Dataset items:

===============

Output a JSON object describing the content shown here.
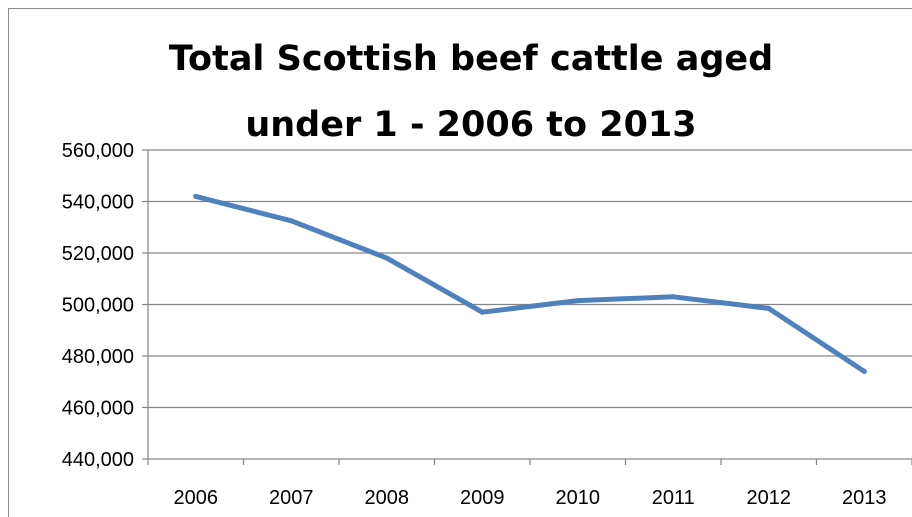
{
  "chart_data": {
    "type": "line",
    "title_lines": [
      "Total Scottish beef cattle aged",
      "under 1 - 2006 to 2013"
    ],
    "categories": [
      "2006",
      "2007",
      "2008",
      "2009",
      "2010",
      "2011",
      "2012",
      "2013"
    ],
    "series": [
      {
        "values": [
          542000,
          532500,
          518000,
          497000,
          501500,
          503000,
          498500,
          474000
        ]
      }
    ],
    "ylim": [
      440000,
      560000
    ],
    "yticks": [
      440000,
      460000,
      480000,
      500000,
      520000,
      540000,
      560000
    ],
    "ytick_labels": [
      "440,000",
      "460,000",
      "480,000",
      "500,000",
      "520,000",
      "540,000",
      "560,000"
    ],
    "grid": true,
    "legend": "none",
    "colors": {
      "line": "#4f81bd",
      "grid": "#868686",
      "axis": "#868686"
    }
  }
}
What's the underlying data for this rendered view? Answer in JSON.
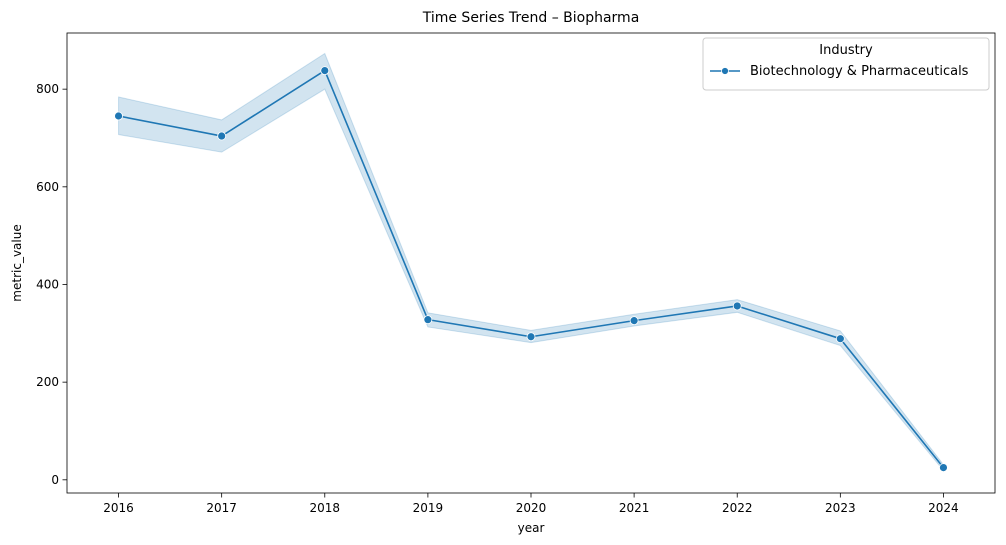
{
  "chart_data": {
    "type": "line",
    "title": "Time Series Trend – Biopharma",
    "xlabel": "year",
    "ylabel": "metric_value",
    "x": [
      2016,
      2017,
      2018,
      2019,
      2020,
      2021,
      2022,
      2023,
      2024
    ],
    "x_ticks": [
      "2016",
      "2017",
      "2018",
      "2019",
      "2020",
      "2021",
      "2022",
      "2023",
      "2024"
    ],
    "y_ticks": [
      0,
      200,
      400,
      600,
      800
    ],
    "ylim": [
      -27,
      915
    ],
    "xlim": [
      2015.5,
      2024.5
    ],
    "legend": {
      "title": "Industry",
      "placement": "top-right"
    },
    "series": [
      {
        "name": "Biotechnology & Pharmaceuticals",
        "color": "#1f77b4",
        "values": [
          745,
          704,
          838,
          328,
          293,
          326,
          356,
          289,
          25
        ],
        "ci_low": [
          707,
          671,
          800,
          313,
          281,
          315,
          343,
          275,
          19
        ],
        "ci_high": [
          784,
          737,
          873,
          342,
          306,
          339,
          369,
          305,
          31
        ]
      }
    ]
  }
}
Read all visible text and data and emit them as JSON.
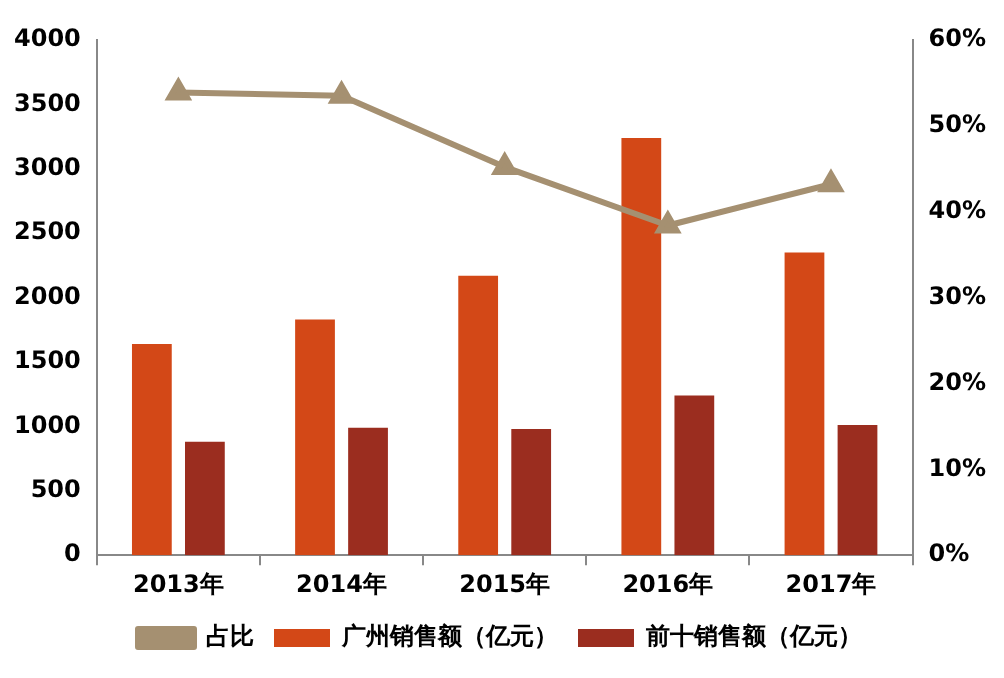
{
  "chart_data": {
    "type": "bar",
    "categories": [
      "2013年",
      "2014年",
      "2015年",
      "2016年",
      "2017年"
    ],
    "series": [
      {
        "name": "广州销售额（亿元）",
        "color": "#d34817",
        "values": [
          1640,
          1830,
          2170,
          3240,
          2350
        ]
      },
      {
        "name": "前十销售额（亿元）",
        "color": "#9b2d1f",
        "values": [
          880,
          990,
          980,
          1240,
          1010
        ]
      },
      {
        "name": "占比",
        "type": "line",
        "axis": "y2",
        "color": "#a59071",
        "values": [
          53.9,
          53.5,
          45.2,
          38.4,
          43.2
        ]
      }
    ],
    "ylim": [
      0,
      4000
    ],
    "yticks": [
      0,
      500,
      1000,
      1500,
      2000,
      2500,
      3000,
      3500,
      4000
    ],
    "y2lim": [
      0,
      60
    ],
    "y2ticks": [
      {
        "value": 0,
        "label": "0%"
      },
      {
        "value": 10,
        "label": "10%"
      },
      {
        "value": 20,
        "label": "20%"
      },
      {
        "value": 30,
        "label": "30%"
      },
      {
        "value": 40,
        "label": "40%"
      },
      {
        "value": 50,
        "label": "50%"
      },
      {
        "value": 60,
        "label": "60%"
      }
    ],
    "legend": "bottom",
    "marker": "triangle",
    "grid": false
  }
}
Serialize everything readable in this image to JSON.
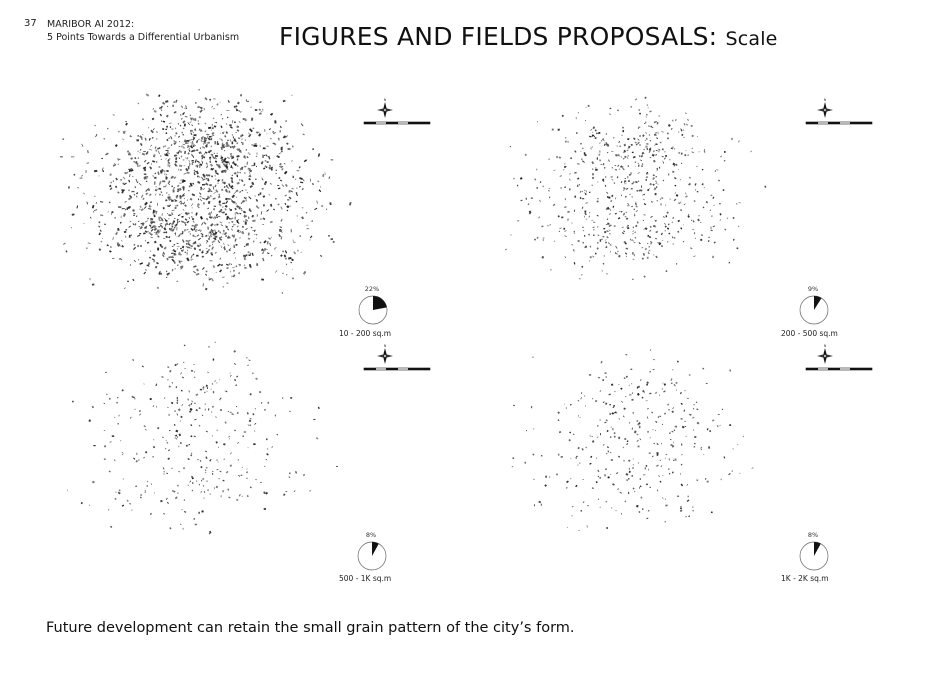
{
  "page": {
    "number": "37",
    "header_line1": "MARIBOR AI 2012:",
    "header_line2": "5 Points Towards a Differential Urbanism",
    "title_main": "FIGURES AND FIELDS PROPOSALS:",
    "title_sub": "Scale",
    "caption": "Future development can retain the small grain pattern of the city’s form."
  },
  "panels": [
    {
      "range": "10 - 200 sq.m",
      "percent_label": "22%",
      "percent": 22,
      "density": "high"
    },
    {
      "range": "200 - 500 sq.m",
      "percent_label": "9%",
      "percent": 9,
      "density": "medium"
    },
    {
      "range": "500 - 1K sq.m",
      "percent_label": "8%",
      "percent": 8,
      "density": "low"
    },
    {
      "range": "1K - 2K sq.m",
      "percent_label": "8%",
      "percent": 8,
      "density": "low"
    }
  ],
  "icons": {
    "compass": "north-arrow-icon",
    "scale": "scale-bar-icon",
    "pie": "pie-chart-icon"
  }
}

===============

▶ _PROBLEM DETAILS_
All the lines above are to be given again exactly as they read, with the pictures removed.

▶ _FINAL RESULT_
Output a JSON object describing the content shown here.
{
  "chart_data": {
    "type": "line",
    "title_lines": [
      "Total Scottish beef cattle aged",
      "under 1 - 2006 to 2013"
    ],
    "categories": [
      "2006",
      "2007",
      "2008",
      "2009",
      "2010",
      "2011",
      "2012",
      "2013"
    ],
    "series": [
      {
        "values": [
          542000,
          532500,
          518000,
          497000,
          501500,
          503000,
          498500,
          474000
        ]
      }
    ],
    "ylim": [
      440000,
      560000
    ],
    "yticks": [
      440000,
      460000,
      480000,
      500000,
      520000,
      540000,
      560000
    ],
    "ytick_labels": [
      "440,000",
      "460,000",
      "480,000",
      "500,000",
      "520,000",
      "540,000",
      "560,000"
    ],
    "grid": true,
    "legend": "none",
    "colors": {
      "line": "#4f81bd",
      "grid": "#868686",
      "axis": "#868686"
    }
  }
}
What's the underlying data for this rendered view? Answer in JSON.
{
  "chart_data": {
    "type": "line",
    "title": "Time Series Trend – Biopharma",
    "xlabel": "year",
    "ylabel": "metric_value",
    "x": [
      2016,
      2017,
      2018,
      2019,
      2020,
      2021,
      2022,
      2023,
      2024
    ],
    "x_ticks": [
      "2016",
      "2017",
      "2018",
      "2019",
      "2020",
      "2021",
      "2022",
      "2023",
      "2024"
    ],
    "y_ticks": [
      0,
      200,
      400,
      600,
      800
    ],
    "ylim": [
      -27,
      915
    ],
    "xlim": [
      2015.5,
      2024.5
    ],
    "legend": {
      "title": "Industry",
      "placement": "top-right"
    },
    "series": [
      {
        "name": "Biotechnology & Pharmaceuticals",
        "color": "#1f77b4",
        "values": [
          745,
          704,
          838,
          328,
          293,
          326,
          356,
          289,
          25
        ],
        "ci_low": [
          707,
          671,
          800,
          313,
          281,
          315,
          343,
          275,
          19
        ],
        "ci_high": [
          784,
          737,
          873,
          342,
          306,
          339,
          369,
          305,
          31
        ]
      }
    ]
  }
}
Read all visible text and data and emit them as JSON.
{
  "chart_data": {
    "type": "bar",
    "categories": [
      "2013年",
      "2014年",
      "2015年",
      "2016年",
      "2017年"
    ],
    "series": [
      {
        "name": "广州销售额（亿元）",
        "color": "#d34817",
        "values": [
          1640,
          1830,
          2170,
          3240,
          2350
        ]
      },
      {
        "name": "前十销售额（亿元）",
        "color": "#9b2d1f",
        "values": [
          880,
          990,
          980,
          1240,
          1010
        ]
      },
      {
        "name": "占比",
        "type": "line",
        "axis": "y2",
        "color": "#a59071",
        "values": [
          53.9,
          53.5,
          45.2,
          38.4,
          43.2
        ]
      }
    ],
    "ylim": [
      0,
      4000
    ],
    "yticks": [
      0,
      500,
      1000,
      1500,
      2000,
      2500,
      3000,
      3500,
      4000
    ],
    "y2lim": [
      0,
      60
    ],
    "y2ticks": [
      {
        "value": 0,
        "label": "0%"
      },
      {
        "value": 10,
        "label": "10%"
      },
      {
        "value": 20,
        "label": "20%"
      },
      {
        "value": 30,
        "label": "30%"
      },
      {
        "value": 40,
        "label": "40%"
      },
      {
        "value": 50,
        "label": "50%"
      },
      {
        "value": 60,
        "label": "60%"
      }
    ],
    "legend": "bottom",
    "marker": "triangle",
    "grid": false
  }
}
Serialize everything readable in this image to JSON.
{
  "page": {
    "number": "37",
    "header_line1": "MARIBOR AI 2012:",
    "header_line2": "5 Points Towards a Differential Urbanism",
    "title_main": "FIGURES AND FIELDS PROPOSALS:",
    "title_sub": "Scale",
    "caption": "Future development can retain the small grain pattern of the city’s form."
  },
  "panels": [
    {
      "range": "10 - 200 sq.m",
      "percent_label": "22%",
      "percent": 22,
      "density": "high"
    },
    {
      "range": "200 - 500 sq.m",
      "percent_label": "9%",
      "percent": 9,
      "density": "medium"
    },
    {
      "range": "500 - 1K sq.m",
      "percent_label": "8%",
      "percent": 8,
      "density": "low"
    },
    {
      "range": "1K - 2K sq.m",
      "percent_label": "8%",
      "percent": 8,
      "density": "low"
    }
  ],
  "icons": {
    "compass": "north-arrow-icon",
    "scale": "scale-bar-icon",
    "pie": "pie-chart-icon"
  }
}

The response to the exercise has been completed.